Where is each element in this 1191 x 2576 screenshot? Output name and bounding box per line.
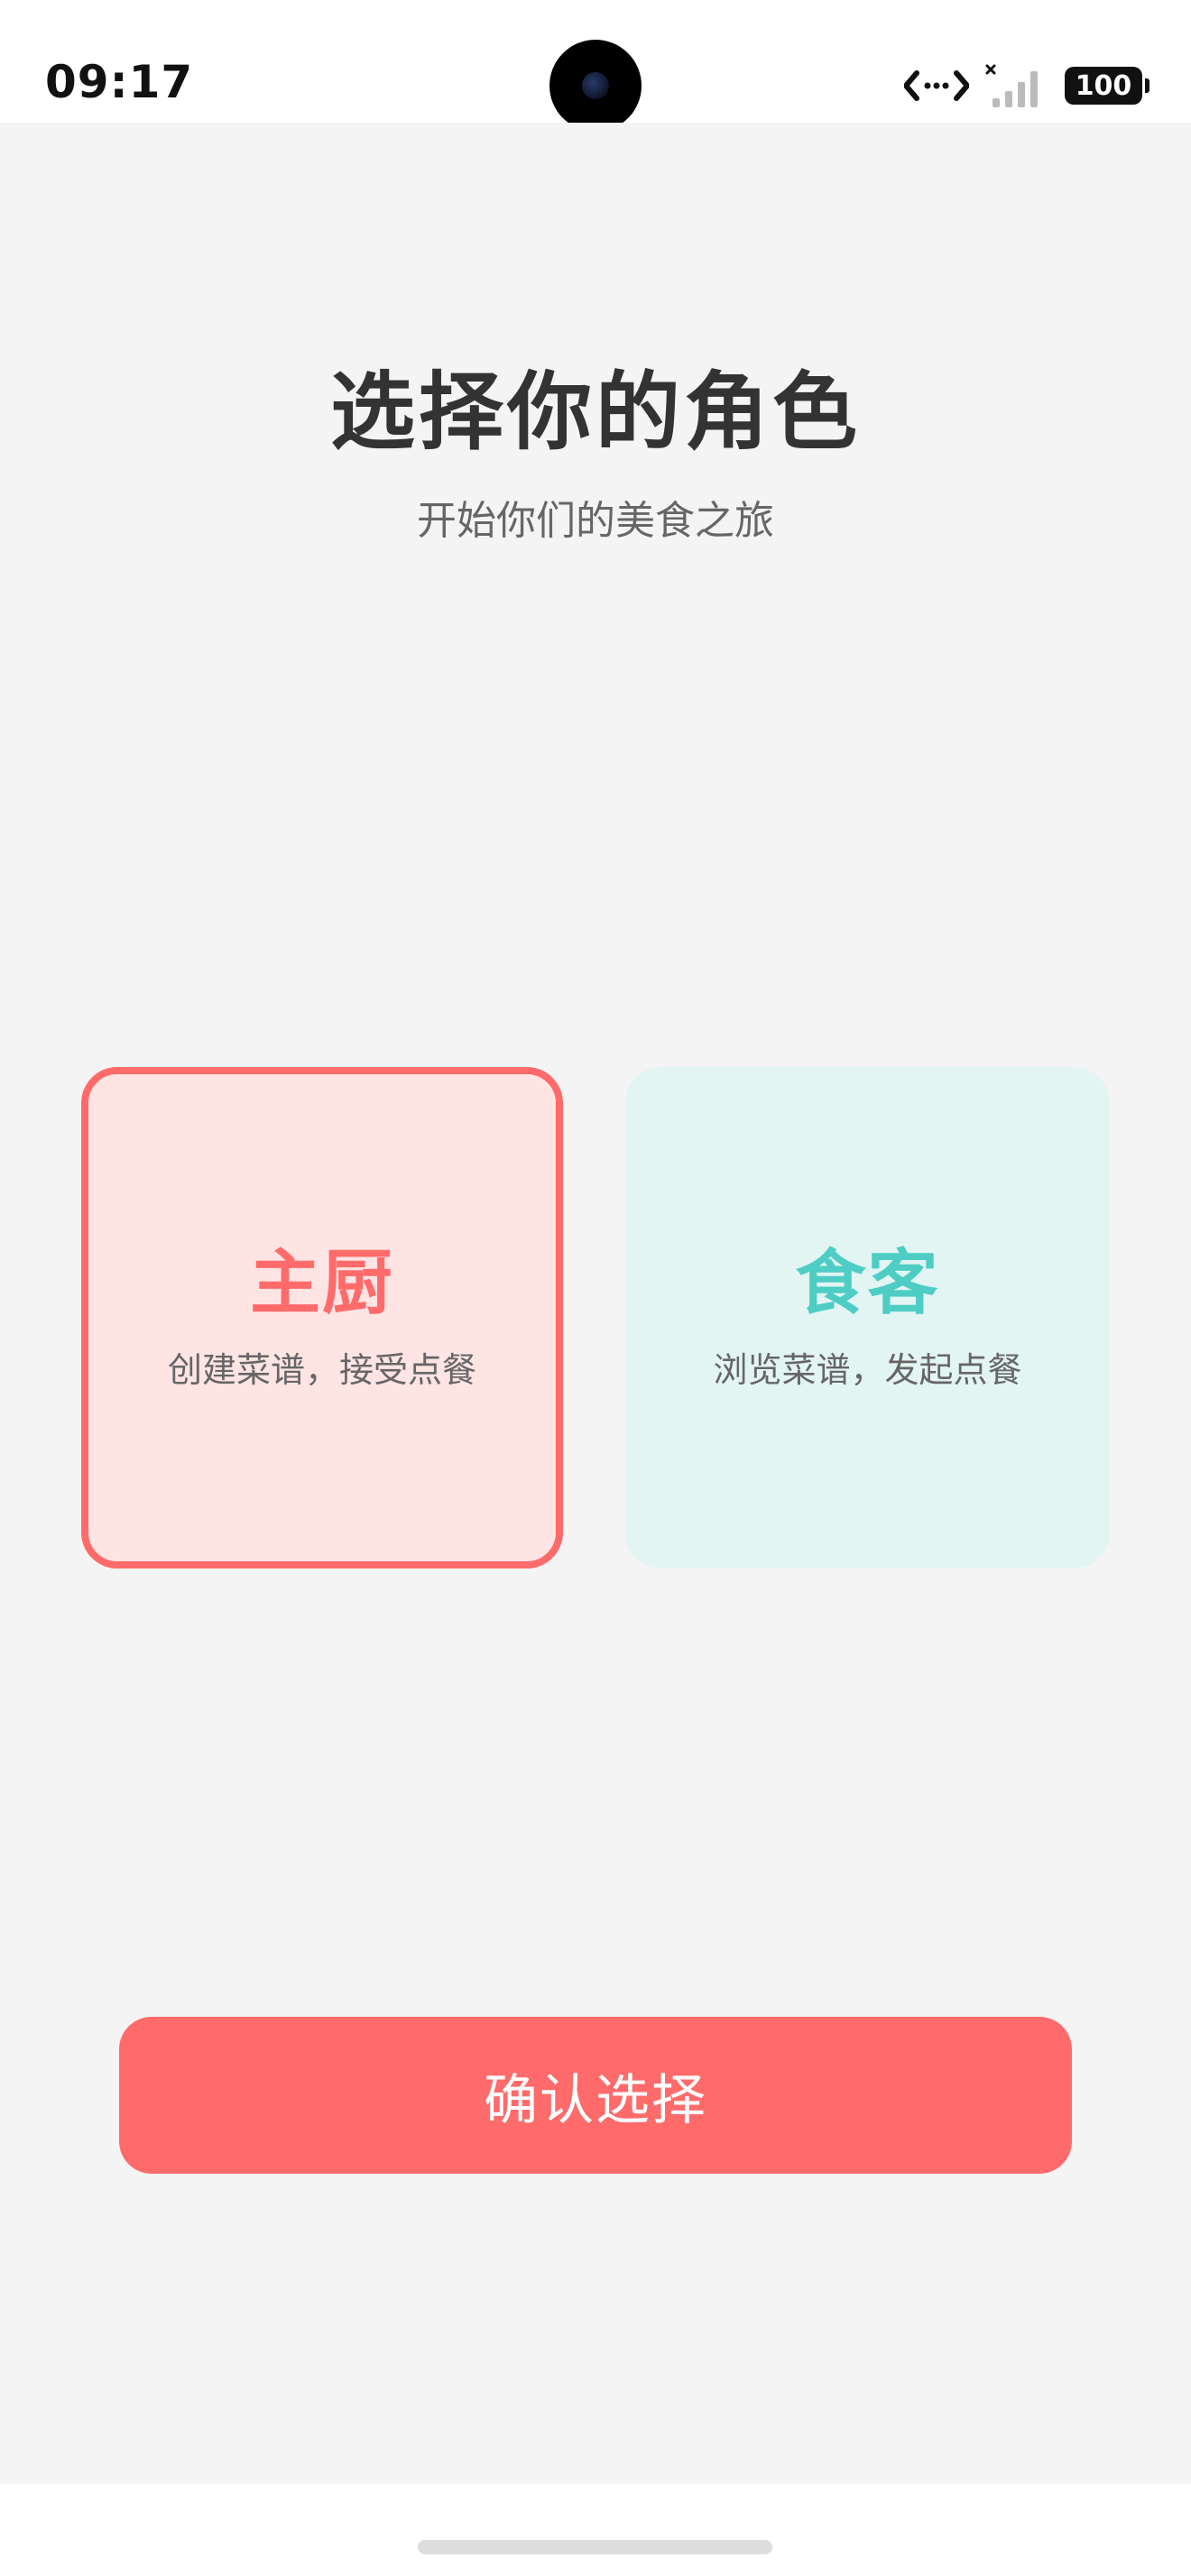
data-transfer-icon xyxy=(904,70,969,101)
page-subtitle: 开始你们的美食之旅 xyxy=(417,498,774,544)
status-icons: 100 xyxy=(904,63,1149,108)
role-card-chef[interactable]: 主厨 创建菜谱，接受点餐 xyxy=(81,1067,563,1569)
status-time: 09:17 xyxy=(45,56,194,108)
role-description-diner: 浏览菜谱，发起点餐 xyxy=(713,1350,1022,1390)
home-indicator[interactable] xyxy=(418,2540,772,2554)
role-description-chef: 创建菜谱，接受点餐 xyxy=(167,1350,476,1390)
role-card-diner[interactable]: 食客 浏览菜谱，发起点餐 xyxy=(625,1067,1110,1569)
status-bar: 09:17 100 xyxy=(0,0,1191,132)
battery-level: 100 xyxy=(1075,69,1132,102)
battery-icon: 100 xyxy=(1065,67,1149,105)
role-name-chef: 主厨 xyxy=(249,1243,394,1324)
page-title: 选择你的角色 xyxy=(329,363,861,462)
role-name-diner: 食客 xyxy=(795,1243,940,1324)
no-signal-icon xyxy=(985,64,1038,107)
confirm-button[interactable]: 确认选择 xyxy=(119,2017,1072,2174)
front-camera xyxy=(549,40,642,132)
bottom-navigation-area xyxy=(0,2484,1191,2576)
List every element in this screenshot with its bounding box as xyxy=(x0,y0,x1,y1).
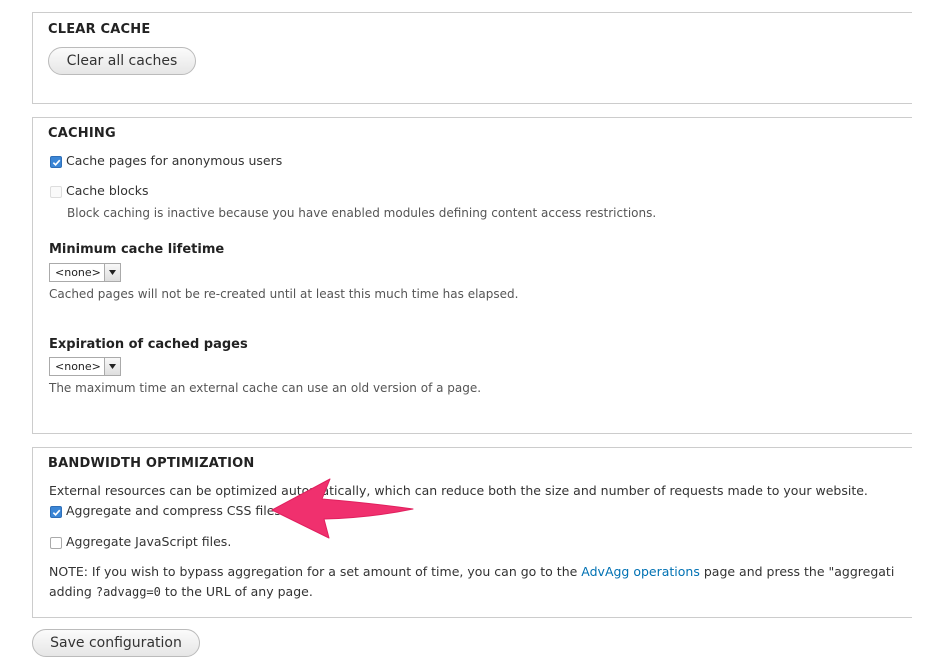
clear-cache-fieldset: CLEAR CACHE Clear all caches xyxy=(32,12,912,104)
expiration-label: Expiration of cached pages xyxy=(49,337,248,352)
advagg-operations-link[interactable]: AdvAgg operations xyxy=(581,564,700,579)
aggregation-note-line1: NOTE: If you wish to bypass aggregation … xyxy=(49,564,894,579)
caching-fieldset: CACHING Cache pages for anonymous users … xyxy=(32,117,912,434)
bandwidth-legend: BANDWIDTH OPTIMIZATION xyxy=(48,456,255,471)
bandwidth-fieldset: BANDWIDTH OPTIMIZATION External resource… xyxy=(32,447,912,618)
min-lifetime-description: Cached pages will not be re-created unti… xyxy=(49,287,519,301)
note-line2-prefix: adding xyxy=(49,584,96,599)
clear-all-caches-button[interactable]: Clear all caches xyxy=(48,47,196,75)
aggregate-css-label[interactable]: Aggregate and compress CSS files. xyxy=(66,503,285,518)
aggregation-note-line2: adding ?advagg=0 to the URL of any page. xyxy=(49,584,313,599)
aggregate-js-label[interactable]: Aggregate JavaScript files. xyxy=(66,534,231,549)
triangle-down-icon xyxy=(104,358,120,375)
min-lifetime-select[interactable]: <none> xyxy=(49,263,121,282)
checkmark-icon xyxy=(52,509,60,516)
bandwidth-intro: External resources can be optimized auto… xyxy=(49,483,868,498)
expiration-select[interactable]: <none> xyxy=(49,357,121,376)
cache-anonymous-checkbox[interactable] xyxy=(50,156,62,168)
note-line2-suffix: to the URL of any page. xyxy=(160,584,313,599)
note-prefix: NOTE: If you wish to bypass aggregation … xyxy=(49,564,582,579)
cache-anonymous-label[interactable]: Cache pages for anonymous users xyxy=(66,153,282,168)
expiration-description: The maximum time an external cache can u… xyxy=(49,381,482,395)
cache-blocks-checkbox[interactable] xyxy=(50,186,62,198)
triangle-down-icon xyxy=(104,264,120,281)
note-suffix: page and press the "aggregati xyxy=(699,564,895,579)
advagg-query-code: ?advagg=0 xyxy=(95,585,161,599)
clear-cache-legend: CLEAR CACHE xyxy=(48,22,151,37)
aggregate-js-checkbox[interactable] xyxy=(50,537,62,549)
expiration-value: <none> xyxy=(55,360,101,373)
min-lifetime-label: Minimum cache lifetime xyxy=(49,242,225,257)
min-lifetime-value: <none> xyxy=(55,266,101,279)
aggregate-css-checkbox[interactable] xyxy=(50,506,62,518)
caching-legend: CACHING xyxy=(48,126,116,141)
cache-blocks-label[interactable]: Cache blocks xyxy=(66,183,149,198)
checkmark-icon xyxy=(52,159,60,166)
save-configuration-button[interactable]: Save configuration xyxy=(32,629,200,657)
cache-blocks-description: Block caching is inactive because you ha… xyxy=(67,206,657,220)
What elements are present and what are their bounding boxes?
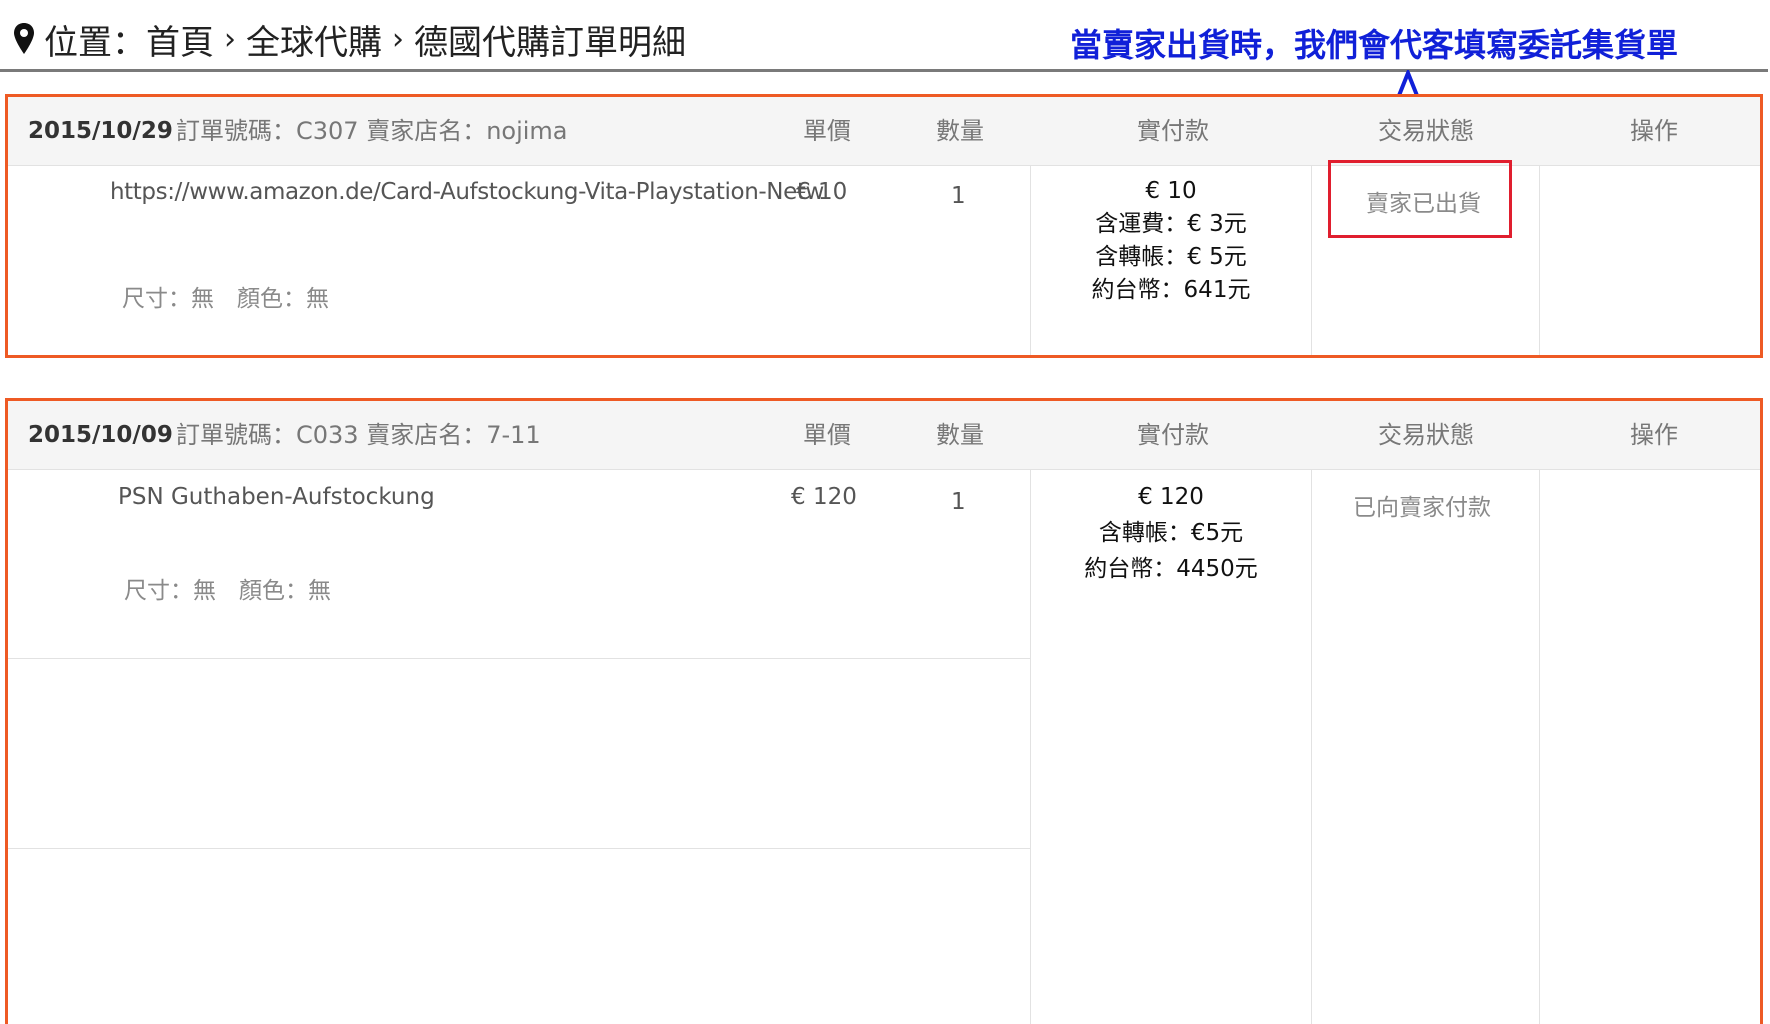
column-quantity: 數量 xyxy=(936,421,984,449)
column-divider xyxy=(1311,470,1312,1024)
order-meta: 訂單號碼：C033 賣家店名：7-11 xyxy=(176,421,541,449)
order-body: https://www.amazon.de/Card-Aufstockung-V… xyxy=(8,160,1760,355)
annotation-note: 當賣家出貨時，我們會代客填寫委託集貨單 xyxy=(1070,26,1679,64)
column-status: 交易狀態 xyxy=(1378,117,1474,145)
item-name-link[interactable]: https://www.amazon.de/Card-Aufstockung-V… xyxy=(110,179,824,205)
payment-shipping: 含運費：€ 3元 xyxy=(1095,211,1247,237)
payment-total: € 10 xyxy=(1145,178,1197,204)
breadcrumb-home-link[interactable]: 首頁 xyxy=(146,15,214,64)
breadcrumb-current-page: 德國代購訂單明細 xyxy=(414,22,686,63)
column-paid: 實付款 xyxy=(1137,117,1209,145)
payment-twd-approx: 約台幣：641元 xyxy=(1091,277,1251,303)
column-action: 操作 xyxy=(1630,117,1678,145)
order-card: 2015/10/29 訂單號碼：C307 賣家店名：nojima 單價 數量 實… xyxy=(5,94,1763,358)
status-highlight-box xyxy=(1328,160,1512,238)
order-body: PSN Guthaben-Aufstockung 尺寸：無 顏色：無 € 120… xyxy=(8,470,1760,1024)
breadcrumb-divider xyxy=(0,69,1768,72)
column-divider xyxy=(1539,166,1540,355)
item-options: 尺寸：無 顏色：無 xyxy=(124,578,331,604)
breadcrumb-prefix: 位置： xyxy=(44,22,146,63)
row-divider xyxy=(8,658,1030,659)
chevron-right-icon: › xyxy=(224,21,236,57)
payment-summary: € 120 含轉帳：€5元 約台幣：4450元 xyxy=(1031,479,1311,587)
order-meta: 訂單號碼：C307 賣家店名：nojima xyxy=(176,117,568,145)
column-divider xyxy=(1539,470,1540,1024)
payment-transfer-fee: 含轉帳：€ 5元 xyxy=(1095,244,1247,270)
payment-transfer-fee: 含轉帳：€5元 xyxy=(1098,520,1244,546)
payment-total: € 120 xyxy=(1138,484,1204,510)
item-options: 尺寸：無 顏色：無 xyxy=(122,286,329,312)
item-name-link[interactable]: PSN Guthaben-Aufstockung xyxy=(118,484,435,510)
item-unit-price: € 120 xyxy=(791,484,857,510)
status-text: 已向賣家付款 xyxy=(1353,495,1491,521)
payment-twd-approx: 約台幣：4450元 xyxy=(1084,556,1258,582)
column-paid: 實付款 xyxy=(1137,421,1209,449)
column-status: 交易狀態 xyxy=(1378,421,1474,449)
chevron-right-icon: › xyxy=(392,21,404,57)
item-unit-price: € 10 xyxy=(796,179,848,205)
breadcrumb-global-proxy-link[interactable]: 全球代購 xyxy=(246,15,382,64)
order-date: 2015/10/09 xyxy=(28,422,173,448)
order-header: 2015/10/29 訂單號碼：C307 賣家店名：nojima 單價 數量 實… xyxy=(8,97,1760,166)
column-action: 操作 xyxy=(1630,421,1678,449)
item-quantity: 1 xyxy=(951,183,966,209)
breadcrumb: 位置： 首頁 › 全球代購 › 德國代購訂單明細 xyxy=(12,12,686,66)
location-pin-icon xyxy=(14,23,34,54)
column-quantity: 數量 xyxy=(936,117,984,145)
payment-summary: € 10 含運費：€ 3元 含轉帳：€ 5元 約台幣：641元 xyxy=(1031,175,1311,307)
row-divider xyxy=(8,848,1030,849)
item-quantity: 1 xyxy=(951,489,966,515)
order-header: 2015/10/09 訂單號碼：C033 賣家店名：7-11 單價 數量 實付款… xyxy=(8,401,1760,470)
order-card: 2015/10/09 訂單號碼：C033 賣家店名：7-11 單價 數量 實付款… xyxy=(5,398,1763,1024)
column-divider xyxy=(1311,166,1312,355)
order-date: 2015/10/29 xyxy=(28,118,173,144)
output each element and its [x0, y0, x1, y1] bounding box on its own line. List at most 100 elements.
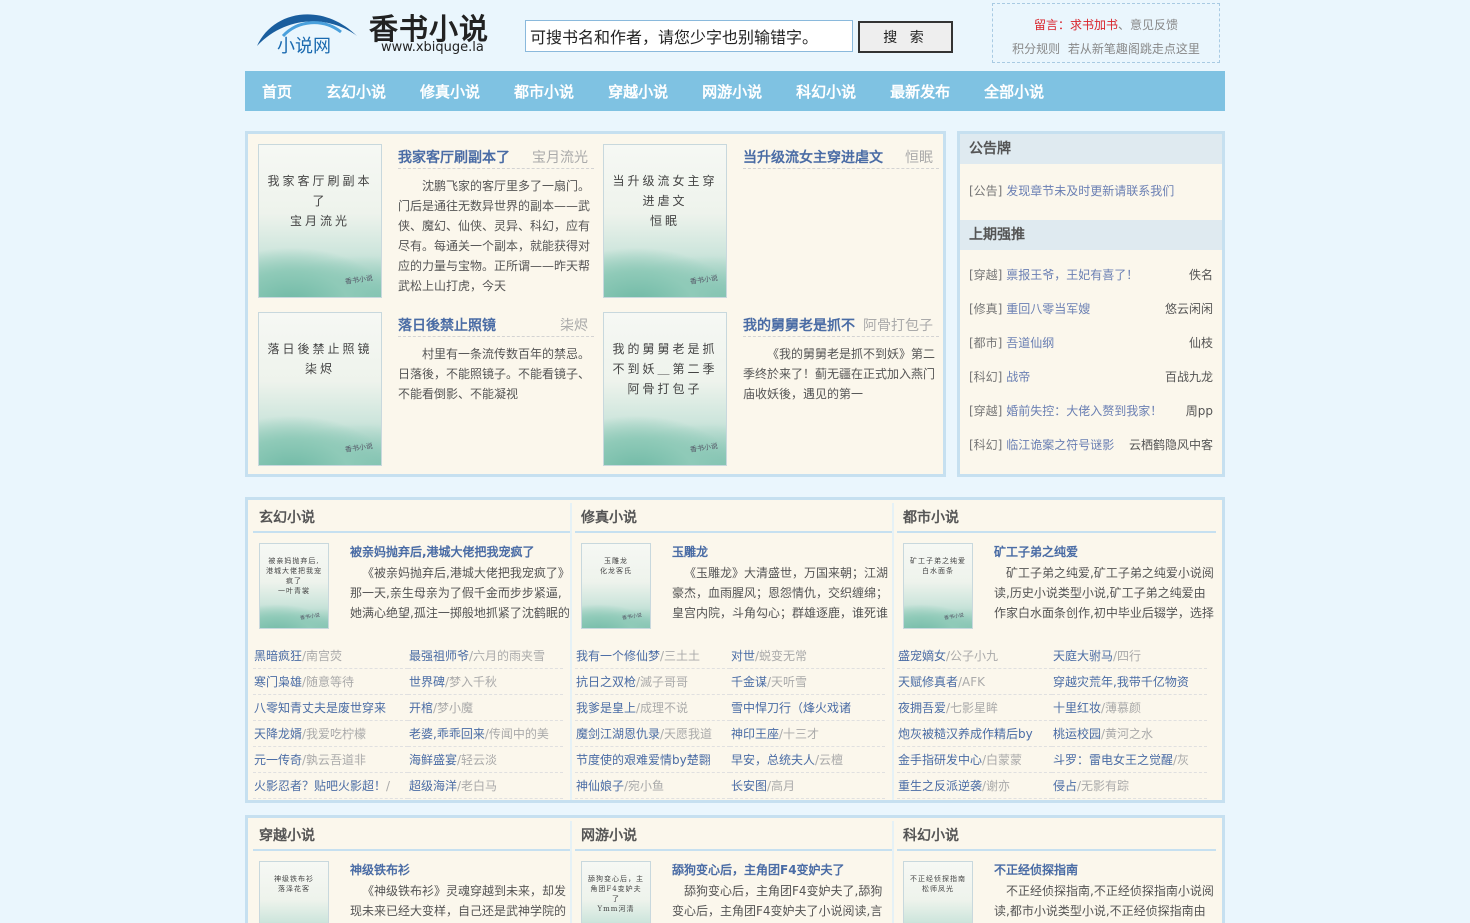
#####
Exercise brief: Return the items verbatim, starting at the first line and ending at the line that contains "List every element", with both ends included. Omit the pictures from your answer.

Response to the exercise:
Where is each element in this 1191 x 2576 screenshot? Output name and bounding box per line.
data-transfer-icon xyxy=(904,70,969,101)
page-subtitle: 开始你们的美食之旅 xyxy=(417,498,774,544)
status-icons: 100 xyxy=(904,63,1149,108)
role-card-chef[interactable]: 主厨 创建菜谱，接受点餐 xyxy=(81,1067,563,1569)
status-time: 09:17 xyxy=(45,56,194,108)
role-description-diner: 浏览菜谱，发起点餐 xyxy=(713,1350,1022,1390)
home-indicator[interactable] xyxy=(418,2540,772,2554)
role-description-chef: 创建菜谱，接受点餐 xyxy=(167,1350,476,1390)
role-card-diner[interactable]: 食客 浏览菜谱，发起点餐 xyxy=(625,1067,1110,1569)
status-bar: 09:17 100 xyxy=(0,0,1191,132)
battery-level: 100 xyxy=(1075,69,1132,102)
battery-icon: 100 xyxy=(1065,67,1149,105)
role-name-chef: 主厨 xyxy=(249,1243,394,1324)
page-title: 选择你的角色 xyxy=(329,363,861,462)
role-name-diner: 食客 xyxy=(795,1243,940,1324)
no-signal-icon xyxy=(985,64,1038,107)
confirm-button[interactable]: 确认选择 xyxy=(119,2017,1072,2174)
front-camera xyxy=(549,40,642,132)
bottom-navigation-area xyxy=(0,2484,1191,2576)
List every element in this screenshot with its bounding box as xyxy=(x0,y0,x1,y1).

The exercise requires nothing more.